_PROBLEM DETAILS_
Repeat exactly the lines below from the line that contains "Parse this screenshot: output" to the last line, inclusive, without the pictures.

>>>>>

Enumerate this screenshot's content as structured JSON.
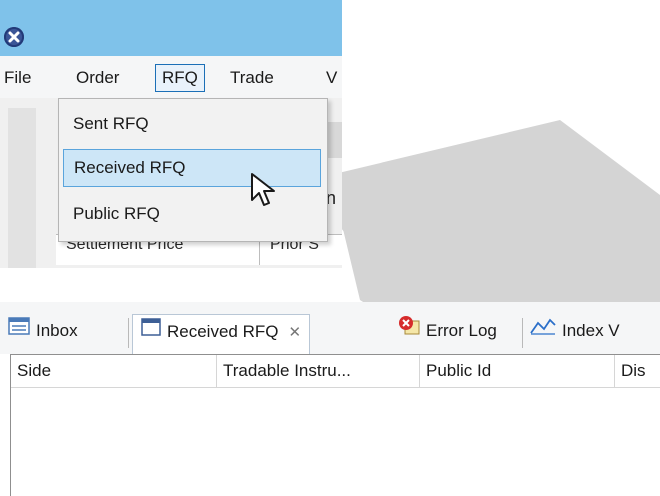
{
  "menubar": {
    "items": [
      "File",
      "Order",
      "RFQ",
      "Trade",
      "V"
    ],
    "open_menu": "RFQ"
  },
  "rfq_menu": {
    "items": [
      "Sent RFQ",
      "Received RFQ",
      "Public RFQ"
    ],
    "highlighted": "Received RFQ"
  },
  "background_window": {
    "header_text_1": "Settlement Price",
    "header_text_2": "Prior S",
    "partial_char": "n"
  },
  "tabs": {
    "items": [
      {
        "label": "Inbox",
        "icon": "inbox-table-icon"
      },
      {
        "label": "Received RFQ",
        "icon": "window-icon",
        "close": "✕",
        "active": true
      },
      {
        "label": "Error Log",
        "icon": "error-log-icon"
      },
      {
        "label": "Index V",
        "icon": "chart-line-icon"
      }
    ]
  },
  "table": {
    "columns": [
      "Side",
      "Tradable Instru...",
      "Public Id",
      "Dis"
    ]
  },
  "colors": {
    "titlebar": "#7fc2ea",
    "selection": "#cde6f7",
    "selection_border": "#5aa4dc",
    "arrow": "#d4d4d4"
  }
}
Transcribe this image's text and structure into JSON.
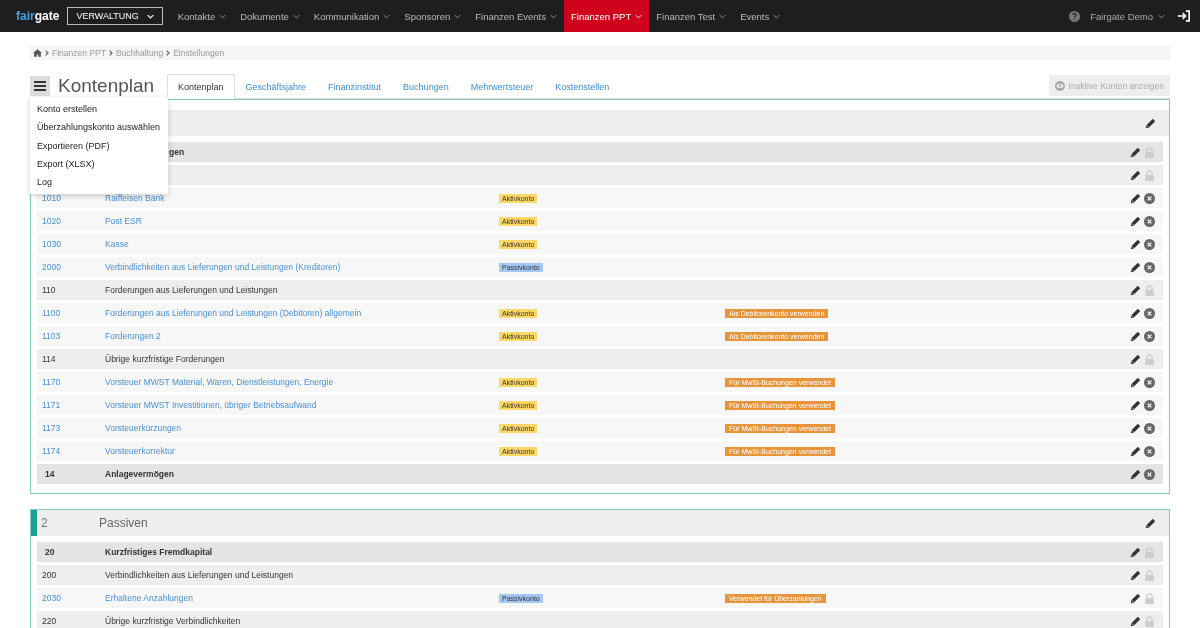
{
  "topbar": {
    "logo": {
      "part1": "fair",
      "part2": "gate"
    },
    "module": "VERWALTUNG",
    "nav": [
      {
        "label": "Kontakte",
        "selected": false
      },
      {
        "label": "Dokumente",
        "selected": false
      },
      {
        "label": "Kommunikation",
        "selected": false
      },
      {
        "label": "Sponsoren",
        "selected": false
      },
      {
        "label": "Finanzen Events",
        "selected": false
      },
      {
        "label": "Finanzen PPT",
        "selected": true
      },
      {
        "label": "Finanzen Test",
        "selected": false
      },
      {
        "label": "Events",
        "selected": false
      }
    ],
    "user": "Fairgate Demo"
  },
  "breadcrumb": [
    "Finanzen PPT",
    "Buchhaltung",
    "Einstellungen"
  ],
  "page_title": "Kontenplan",
  "menu": [
    "Konto erstellen",
    "Überzahlungskonto auswählen",
    "Exportieren (PDF)",
    "Export (XLSX)",
    "Log"
  ],
  "tabs": [
    {
      "label": "Kontenplan",
      "selected": true
    },
    {
      "label": "Geschäftsjahre",
      "selected": false
    },
    {
      "label": "Finanzinstitut",
      "selected": false
    },
    {
      "label": "Buchungen",
      "selected": false
    },
    {
      "label": "Mehrwertsteuer",
      "selected": false
    },
    {
      "label": "Kostenstellen",
      "selected": false
    }
  ],
  "inactive_button": "Inaktive Konten anzeigen",
  "sections": [
    {
      "marked": false,
      "rows": [
        {
          "kind": "group",
          "name": "gen",
          "covered": true,
          "locked": true
        },
        {
          "kind": "subgroup",
          "locked": true
        },
        {
          "kind": "account",
          "number": "1010",
          "name": "Raiffeisen Bank",
          "type_tag": {
            "label": "Aktivkonto",
            "color": "#ffd966"
          },
          "locked": false
        },
        {
          "kind": "account",
          "number": "1020",
          "name": "Post ESR",
          "type_tag": {
            "label": "Aktivkonto",
            "color": "#ffd966"
          },
          "locked": false
        },
        {
          "kind": "account",
          "number": "1030",
          "name": "Kasse",
          "type_tag": {
            "label": "Aktivkonto",
            "color": "#ffd966"
          },
          "locked": false
        },
        {
          "kind": "account",
          "number": "2000",
          "name": "Verbindlichkeiten aus Lieferungen und Leistungen (Kreditoren)",
          "type_tag": {
            "label": "Passivkonto",
            "color": "#a4c8f5"
          },
          "locked": false
        },
        {
          "kind": "subgroup",
          "number": "110",
          "name": "Forderungen aus Lieferungen und Leistungen",
          "locked": true
        },
        {
          "kind": "account",
          "number": "1100",
          "name": "Forderungen aus Lieferungen und Leistungen (Debitoren) allgemein",
          "type_tag": {
            "label": "Aktivkonto",
            "color": "#ffd966"
          },
          "flag": "Als Debitorenkonto verwenden",
          "locked": false
        },
        {
          "kind": "account",
          "number": "1103",
          "name": "Forderungen 2",
          "type_tag": {
            "label": "Aktivkonto",
            "color": "#ffd966"
          },
          "flag": "Als Debitorenkonto verwenden",
          "locked": false
        },
        {
          "kind": "subgroup",
          "number": "114",
          "name": "Übrige kurzfristige Forderungen",
          "locked": true
        },
        {
          "kind": "account",
          "number": "1170",
          "name": "Vorsteuer MWST Material, Waren, Dienstleistungen, Energie",
          "type_tag": {
            "label": "Aktivkonto",
            "color": "#ffd966"
          },
          "flag": "Für MwSt-Buchungen verwendet",
          "locked": false
        },
        {
          "kind": "account",
          "number": "1171",
          "name": "Vorsteuer MWST Investitionen, übriger Betriebsaufwand",
          "type_tag": {
            "label": "Aktivkonto",
            "color": "#ffd966"
          },
          "flag": "Für MwSt-Buchungen verwendet",
          "locked": false
        },
        {
          "kind": "account",
          "number": "1173",
          "name": "Vorsteuerkürzungen",
          "type_tag": {
            "label": "Aktivkonto",
            "color": "#ffd966"
          },
          "flag": "Für MwSt-Buchungen verwendet",
          "locked": false
        },
        {
          "kind": "account",
          "number": "1174",
          "name": "Vorsteuerkorrektur",
          "type_tag": {
            "label": "Aktivkonto",
            "color": "#ffd966"
          },
          "flag": "Für MwSt-Buchungen verwendet",
          "locked": false
        },
        {
          "kind": "group",
          "number": "14",
          "name": "Anlagevermögen",
          "locked": false
        }
      ]
    },
    {
      "marked": true,
      "number": "2",
      "name": "Passiven",
      "rows": [
        {
          "kind": "group",
          "number": "20",
          "name": "Kurzfristiges Fremdkapital",
          "locked": true
        },
        {
          "kind": "subgroup",
          "number": "200",
          "name": "Verbindlichkeiten aus Lieferungen und Leistungen",
          "locked": true
        },
        {
          "kind": "account",
          "number": "2030",
          "name": "Erhaltene Anzahlungen",
          "type_tag": {
            "label": "Passivkonto",
            "color": "#a4c8f5"
          },
          "flag": "Verwendet für Überzahlungen",
          "locked": true
        },
        {
          "kind": "subgroup",
          "number": "220",
          "name": "Übrige kurzfristige Verbindlichkeiten",
          "locked": true
        }
      ]
    }
  ]
}
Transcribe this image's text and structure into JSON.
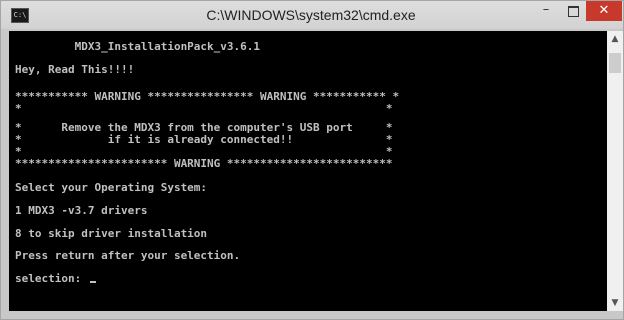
{
  "window": {
    "title": "C:\\WINDOWS\\system32\\cmd.exe",
    "icon_label": "C:\\",
    "minimize_glyph": "–",
    "close_glyph": "✕"
  },
  "console": {
    "lines": [
      "         MDX3_InstallationPack_v3.6.1",
      "Hey, Read This!!!!",
      "*********** WARNING **************** WARNING *********** *",
      "*                                                       *",
      "*      Remove the MDX3 from the computer's USB port     *",
      "*             if it is already connected!!              *",
      "*                                                       *",
      "*********************** WARNING *************************",
      "Select your Operating System:",
      "1 MDX3 -v3.7 drivers",
      "8 to skip driver installation",
      "Press return after your selection.",
      "selection: "
    ]
  },
  "scrollbar": {
    "up_glyph": "▲",
    "down_glyph": "▼"
  },
  "colors": {
    "console_bg": "#000000",
    "console_text": "#c0c0c0",
    "close_button": "#c7392b"
  }
}
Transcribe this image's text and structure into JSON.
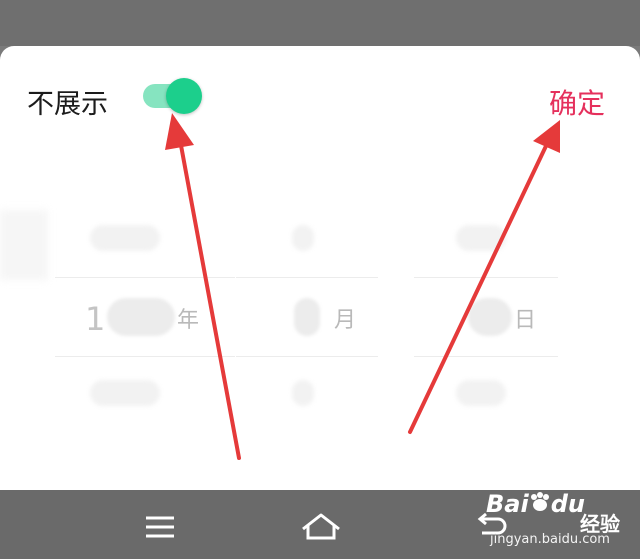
{
  "header": {
    "toggle_label": "不展示",
    "toggle_on": true,
    "confirm_label": "确定"
  },
  "picker": {
    "year": {
      "first_digit": "1",
      "unit": "年"
    },
    "month": {
      "unit": "月"
    },
    "day": {
      "unit": "日"
    }
  },
  "navbar": {
    "icons": [
      "menu-icon",
      "home-icon",
      "back-icon"
    ]
  },
  "watermark": {
    "brand": "Bai",
    "brand_end": "du",
    "product": "经验",
    "url": "jingyan.baidu.com"
  },
  "colors": {
    "accent": "#e5305c",
    "toggle_on": "#1ccf8c",
    "arrow": "#e53a3a"
  }
}
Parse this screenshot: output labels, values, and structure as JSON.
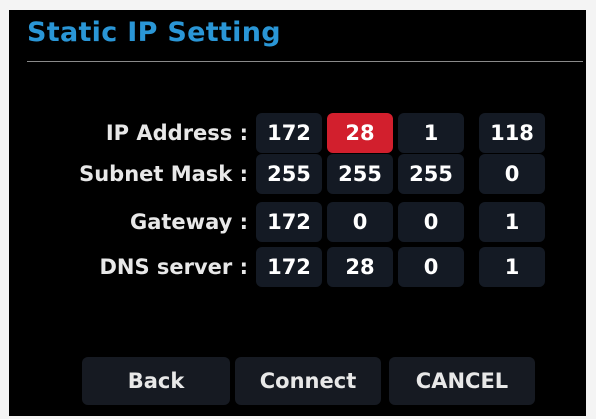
{
  "title": "Static IP Setting",
  "rows": [
    {
      "label": "IP Address :",
      "octets": [
        "172",
        "28",
        "1",
        "118"
      ]
    },
    {
      "label": "Subnet Mask :",
      "octets": [
        "255",
        "255",
        "255",
        "0"
      ]
    },
    {
      "label": "Gateway :",
      "octets": [
        "172",
        "0",
        "0",
        "1"
      ]
    },
    {
      "label": "DNS server :",
      "octets": [
        "172",
        "28",
        "0",
        "1"
      ]
    }
  ],
  "selected_field": "IP Address octet 2",
  "buttons": {
    "back": "Back",
    "connect": "Connect",
    "cancel": "CANCEL"
  },
  "colors": {
    "title": "#2a96d6",
    "selected": "#d21f2d",
    "field_bg": "#141a24",
    "background": "#000000"
  }
}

<<<<<

_RESPONSE TO THIS EXERCISE_
Parse this screenshot: output labels, values, and structure as JSON.
{
  "title": "Static IP Setting",
  "rows": [
    {
      "label": "IP Address :",
      "octets": [
        "172",
        "28",
        "1",
        "118"
      ]
    },
    {
      "label": "Subnet Mask :",
      "octets": [
        "255",
        "255",
        "255",
        "0"
      ]
    },
    {
      "label": "Gateway :",
      "octets": [
        "172",
        "0",
        "0",
        "1"
      ]
    },
    {
      "label": "DNS server :",
      "octets": [
        "172",
        "28",
        "0",
        "1"
      ]
    }
  ],
  "selected_field": "IP Address octet 2",
  "buttons": {
    "back": "Back",
    "connect": "Connect",
    "cancel": "CANCEL"
  },
  "colors": {
    "title": "#2a96d6",
    "selected": "#d21f2d",
    "field_bg": "#141a24",
    "background": "#000000"
  }
}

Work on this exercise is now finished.